→ DIRECTION
Collect every line of the entries that contains the string "gate". Case counts.

→ DATASET CONTENT
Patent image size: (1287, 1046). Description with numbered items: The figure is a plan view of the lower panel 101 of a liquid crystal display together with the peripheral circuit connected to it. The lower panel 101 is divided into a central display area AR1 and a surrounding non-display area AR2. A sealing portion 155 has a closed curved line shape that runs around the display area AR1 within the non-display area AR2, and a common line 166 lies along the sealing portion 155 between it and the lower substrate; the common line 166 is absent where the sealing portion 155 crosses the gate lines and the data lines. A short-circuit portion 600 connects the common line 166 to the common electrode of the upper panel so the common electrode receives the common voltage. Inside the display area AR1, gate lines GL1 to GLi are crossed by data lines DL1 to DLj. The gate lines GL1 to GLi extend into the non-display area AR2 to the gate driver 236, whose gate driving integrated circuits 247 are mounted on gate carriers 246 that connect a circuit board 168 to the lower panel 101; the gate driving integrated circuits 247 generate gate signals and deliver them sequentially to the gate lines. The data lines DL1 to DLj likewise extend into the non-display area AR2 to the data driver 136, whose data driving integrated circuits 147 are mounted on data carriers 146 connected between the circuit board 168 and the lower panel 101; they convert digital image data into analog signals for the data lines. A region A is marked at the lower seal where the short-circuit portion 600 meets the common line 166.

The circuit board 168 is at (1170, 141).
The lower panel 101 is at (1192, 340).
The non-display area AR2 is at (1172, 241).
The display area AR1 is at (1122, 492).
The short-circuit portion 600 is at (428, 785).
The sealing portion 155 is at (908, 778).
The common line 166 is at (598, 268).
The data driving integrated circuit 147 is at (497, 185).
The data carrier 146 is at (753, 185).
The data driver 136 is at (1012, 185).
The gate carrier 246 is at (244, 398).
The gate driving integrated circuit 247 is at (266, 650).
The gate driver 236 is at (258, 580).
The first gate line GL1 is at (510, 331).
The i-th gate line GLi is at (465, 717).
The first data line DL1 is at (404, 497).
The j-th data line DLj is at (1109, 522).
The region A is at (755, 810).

→ THE REPLY
Patent image size: (1287, 1046). Description with numbered items: The figure is a plan view of the lower panel 101 of a liquid crystal display together with the peripheral circuit connected to it. The lower panel 101 is divided into a central display area AR1 and a surrounding non-display area AR2. A sealing portion 155 has a closed curved line shape that runs around the display area AR1 within the non-display area AR2, and a common line 166 lies along the sealing portion 155 between it and the lower substrate; the common line 166 is absent where the sealing portion 155 crosses the gate lines and the data lines. A short-circuit portion 600 connects the common line 166 to the common electrode of the upper panel so the common electrode receives the common voltage. Inside the display area AR1, gate lines GL1 to GLi are crossed by data lines DL1 to DLj. The gate lines GL1 to GLi extend into the non-display area AR2 to the gate driver 236, whose gate driving integrated circuits 247 are mounted on gate carriers 246 that connect a circuit board 168 to the lower panel 101; the gate driving integrated circuits 247 generate gate signals and deliver them sequentially to the gate lines. The data lines DL1 to DLj likewise extend into the non-display area AR2 to the data driver 136, whose data driving integrated circuits 147 are mounted on data carriers 146 connected between the circuit board 168 and the lower panel 101; they convert digital image data into analog signals for the data lines. A region A is marked at the lower seal where the short-circuit portion 600 meets the common line 166.
The gate carrier 246 is at (244, 398).
The gate driving integrated circuit 247 is at (266, 650).
The gate driver 236 is at (258, 580).
The first gate line GL1 is at (510, 331).
The i-th gate line GLi is at (465, 717).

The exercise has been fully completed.